> [Data for this exercise]
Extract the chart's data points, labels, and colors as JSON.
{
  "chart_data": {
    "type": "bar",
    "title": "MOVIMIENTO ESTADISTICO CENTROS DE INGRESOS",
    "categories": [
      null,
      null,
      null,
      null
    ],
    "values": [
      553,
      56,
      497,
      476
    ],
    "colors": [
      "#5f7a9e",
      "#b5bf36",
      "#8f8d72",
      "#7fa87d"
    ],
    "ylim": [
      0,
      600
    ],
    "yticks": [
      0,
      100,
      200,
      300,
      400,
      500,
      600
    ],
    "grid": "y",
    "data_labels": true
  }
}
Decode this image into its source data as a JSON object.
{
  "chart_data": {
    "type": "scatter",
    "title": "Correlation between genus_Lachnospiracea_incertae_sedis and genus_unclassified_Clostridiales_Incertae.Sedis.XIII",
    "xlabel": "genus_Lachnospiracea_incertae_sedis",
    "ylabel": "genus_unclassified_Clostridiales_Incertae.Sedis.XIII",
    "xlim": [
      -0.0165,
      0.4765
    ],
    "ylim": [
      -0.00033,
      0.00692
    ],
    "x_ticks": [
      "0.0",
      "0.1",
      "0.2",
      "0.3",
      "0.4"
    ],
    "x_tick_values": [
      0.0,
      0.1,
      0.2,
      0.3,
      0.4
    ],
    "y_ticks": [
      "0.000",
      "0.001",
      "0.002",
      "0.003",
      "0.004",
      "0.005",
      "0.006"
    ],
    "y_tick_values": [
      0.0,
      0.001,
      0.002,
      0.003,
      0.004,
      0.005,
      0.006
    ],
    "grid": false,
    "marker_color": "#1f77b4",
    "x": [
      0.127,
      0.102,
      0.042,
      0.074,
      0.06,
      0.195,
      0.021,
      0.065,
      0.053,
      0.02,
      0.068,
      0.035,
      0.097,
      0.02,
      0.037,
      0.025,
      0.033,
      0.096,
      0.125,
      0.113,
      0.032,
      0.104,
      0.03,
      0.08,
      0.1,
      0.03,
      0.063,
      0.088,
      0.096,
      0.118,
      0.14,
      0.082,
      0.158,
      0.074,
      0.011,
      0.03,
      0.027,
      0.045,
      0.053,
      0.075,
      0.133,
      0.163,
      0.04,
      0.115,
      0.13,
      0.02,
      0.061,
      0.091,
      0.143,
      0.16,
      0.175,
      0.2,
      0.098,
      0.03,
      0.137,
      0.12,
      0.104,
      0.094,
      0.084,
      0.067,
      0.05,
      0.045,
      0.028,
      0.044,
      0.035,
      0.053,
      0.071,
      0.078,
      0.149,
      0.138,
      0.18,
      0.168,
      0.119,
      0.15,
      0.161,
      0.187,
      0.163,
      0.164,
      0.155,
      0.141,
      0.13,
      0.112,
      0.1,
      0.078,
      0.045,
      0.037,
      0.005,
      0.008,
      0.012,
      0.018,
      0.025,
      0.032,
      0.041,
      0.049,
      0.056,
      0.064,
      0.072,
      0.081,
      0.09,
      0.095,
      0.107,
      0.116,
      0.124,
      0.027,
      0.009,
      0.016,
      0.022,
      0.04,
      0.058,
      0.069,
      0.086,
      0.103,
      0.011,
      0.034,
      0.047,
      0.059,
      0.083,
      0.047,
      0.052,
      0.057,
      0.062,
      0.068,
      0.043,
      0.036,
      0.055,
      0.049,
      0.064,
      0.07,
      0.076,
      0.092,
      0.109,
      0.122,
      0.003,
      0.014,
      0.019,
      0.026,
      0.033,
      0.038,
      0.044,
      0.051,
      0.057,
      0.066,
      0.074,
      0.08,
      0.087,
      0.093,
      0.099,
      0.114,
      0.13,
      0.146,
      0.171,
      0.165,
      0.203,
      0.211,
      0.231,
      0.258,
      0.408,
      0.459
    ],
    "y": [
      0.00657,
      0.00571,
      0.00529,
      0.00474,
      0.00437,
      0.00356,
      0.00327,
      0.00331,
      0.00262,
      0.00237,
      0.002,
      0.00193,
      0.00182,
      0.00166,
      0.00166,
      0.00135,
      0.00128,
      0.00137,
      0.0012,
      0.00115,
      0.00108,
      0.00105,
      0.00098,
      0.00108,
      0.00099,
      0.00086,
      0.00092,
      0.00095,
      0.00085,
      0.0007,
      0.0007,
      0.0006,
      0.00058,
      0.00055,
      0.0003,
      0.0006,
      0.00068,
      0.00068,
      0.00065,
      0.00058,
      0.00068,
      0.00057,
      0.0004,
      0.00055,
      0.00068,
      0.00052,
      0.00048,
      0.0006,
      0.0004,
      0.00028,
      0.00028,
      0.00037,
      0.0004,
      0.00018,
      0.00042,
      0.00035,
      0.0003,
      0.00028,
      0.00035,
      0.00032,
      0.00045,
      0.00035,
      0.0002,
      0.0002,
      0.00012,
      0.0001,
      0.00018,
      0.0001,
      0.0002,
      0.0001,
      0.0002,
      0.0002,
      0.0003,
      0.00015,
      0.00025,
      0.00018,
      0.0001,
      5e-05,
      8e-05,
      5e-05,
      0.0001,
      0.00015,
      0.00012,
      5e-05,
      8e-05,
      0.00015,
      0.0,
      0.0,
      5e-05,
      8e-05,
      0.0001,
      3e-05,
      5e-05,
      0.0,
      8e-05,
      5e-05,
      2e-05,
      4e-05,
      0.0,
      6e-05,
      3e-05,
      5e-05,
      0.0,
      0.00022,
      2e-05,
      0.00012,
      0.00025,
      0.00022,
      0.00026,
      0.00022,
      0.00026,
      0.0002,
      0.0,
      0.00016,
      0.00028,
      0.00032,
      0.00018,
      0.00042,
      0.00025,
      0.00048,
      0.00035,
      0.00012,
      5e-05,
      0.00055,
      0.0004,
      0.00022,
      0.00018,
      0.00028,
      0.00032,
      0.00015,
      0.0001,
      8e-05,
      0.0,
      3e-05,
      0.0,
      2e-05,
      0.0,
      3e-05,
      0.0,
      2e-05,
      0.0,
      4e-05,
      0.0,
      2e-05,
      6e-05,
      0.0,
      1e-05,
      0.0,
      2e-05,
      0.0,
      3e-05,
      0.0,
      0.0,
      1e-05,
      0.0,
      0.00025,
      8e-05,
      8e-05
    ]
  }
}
* * *
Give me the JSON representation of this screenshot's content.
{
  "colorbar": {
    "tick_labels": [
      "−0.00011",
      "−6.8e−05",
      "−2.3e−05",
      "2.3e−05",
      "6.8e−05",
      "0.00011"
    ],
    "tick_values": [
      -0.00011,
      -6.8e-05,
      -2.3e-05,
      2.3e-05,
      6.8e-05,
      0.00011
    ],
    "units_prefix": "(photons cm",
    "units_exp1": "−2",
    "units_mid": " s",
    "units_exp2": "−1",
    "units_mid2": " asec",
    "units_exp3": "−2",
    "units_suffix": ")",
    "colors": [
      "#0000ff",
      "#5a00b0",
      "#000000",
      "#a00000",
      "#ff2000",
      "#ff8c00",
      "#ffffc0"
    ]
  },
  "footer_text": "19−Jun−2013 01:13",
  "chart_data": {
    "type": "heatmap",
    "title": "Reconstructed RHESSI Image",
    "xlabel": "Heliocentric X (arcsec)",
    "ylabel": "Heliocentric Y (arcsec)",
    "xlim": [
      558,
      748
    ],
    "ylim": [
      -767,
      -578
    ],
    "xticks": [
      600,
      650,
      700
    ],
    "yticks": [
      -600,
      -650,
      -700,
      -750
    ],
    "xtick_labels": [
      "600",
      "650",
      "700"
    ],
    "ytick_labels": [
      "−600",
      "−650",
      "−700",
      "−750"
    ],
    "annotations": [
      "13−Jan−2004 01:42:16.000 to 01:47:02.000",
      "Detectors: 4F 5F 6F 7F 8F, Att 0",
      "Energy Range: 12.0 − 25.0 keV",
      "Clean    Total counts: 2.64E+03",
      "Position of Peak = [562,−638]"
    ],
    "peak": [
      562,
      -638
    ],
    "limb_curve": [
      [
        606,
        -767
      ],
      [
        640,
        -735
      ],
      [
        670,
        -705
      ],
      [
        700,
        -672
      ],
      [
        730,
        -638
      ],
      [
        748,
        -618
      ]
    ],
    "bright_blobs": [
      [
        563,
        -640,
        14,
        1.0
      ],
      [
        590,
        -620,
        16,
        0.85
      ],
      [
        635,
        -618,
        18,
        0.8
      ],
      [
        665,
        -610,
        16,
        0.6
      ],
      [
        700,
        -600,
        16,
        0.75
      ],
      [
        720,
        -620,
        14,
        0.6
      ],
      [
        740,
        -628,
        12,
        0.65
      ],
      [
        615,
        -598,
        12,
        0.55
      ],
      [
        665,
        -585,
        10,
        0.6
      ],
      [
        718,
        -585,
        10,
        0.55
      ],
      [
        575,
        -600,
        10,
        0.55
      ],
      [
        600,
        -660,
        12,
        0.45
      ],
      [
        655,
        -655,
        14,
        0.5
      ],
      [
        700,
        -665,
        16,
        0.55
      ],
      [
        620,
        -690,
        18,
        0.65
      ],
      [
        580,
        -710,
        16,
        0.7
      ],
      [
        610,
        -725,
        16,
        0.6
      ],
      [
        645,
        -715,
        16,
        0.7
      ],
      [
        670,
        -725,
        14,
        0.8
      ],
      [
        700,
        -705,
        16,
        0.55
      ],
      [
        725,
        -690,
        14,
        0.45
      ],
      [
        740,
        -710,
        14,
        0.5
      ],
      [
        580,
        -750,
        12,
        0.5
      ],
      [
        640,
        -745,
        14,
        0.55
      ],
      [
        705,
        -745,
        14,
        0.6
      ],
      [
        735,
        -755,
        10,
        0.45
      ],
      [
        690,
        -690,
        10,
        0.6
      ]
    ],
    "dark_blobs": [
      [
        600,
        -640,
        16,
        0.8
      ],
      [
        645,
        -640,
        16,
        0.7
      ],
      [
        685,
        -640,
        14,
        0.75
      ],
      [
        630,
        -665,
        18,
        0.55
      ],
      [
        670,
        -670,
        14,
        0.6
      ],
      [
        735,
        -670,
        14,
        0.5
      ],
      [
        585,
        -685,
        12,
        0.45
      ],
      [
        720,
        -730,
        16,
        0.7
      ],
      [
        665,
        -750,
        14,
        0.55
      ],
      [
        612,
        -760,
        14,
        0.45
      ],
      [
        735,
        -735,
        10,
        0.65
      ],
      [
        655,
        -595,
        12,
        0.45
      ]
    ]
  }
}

> [Task instructions] Report how many lines of the records above contain the word "JSON", and give only that number.

> [Response] 3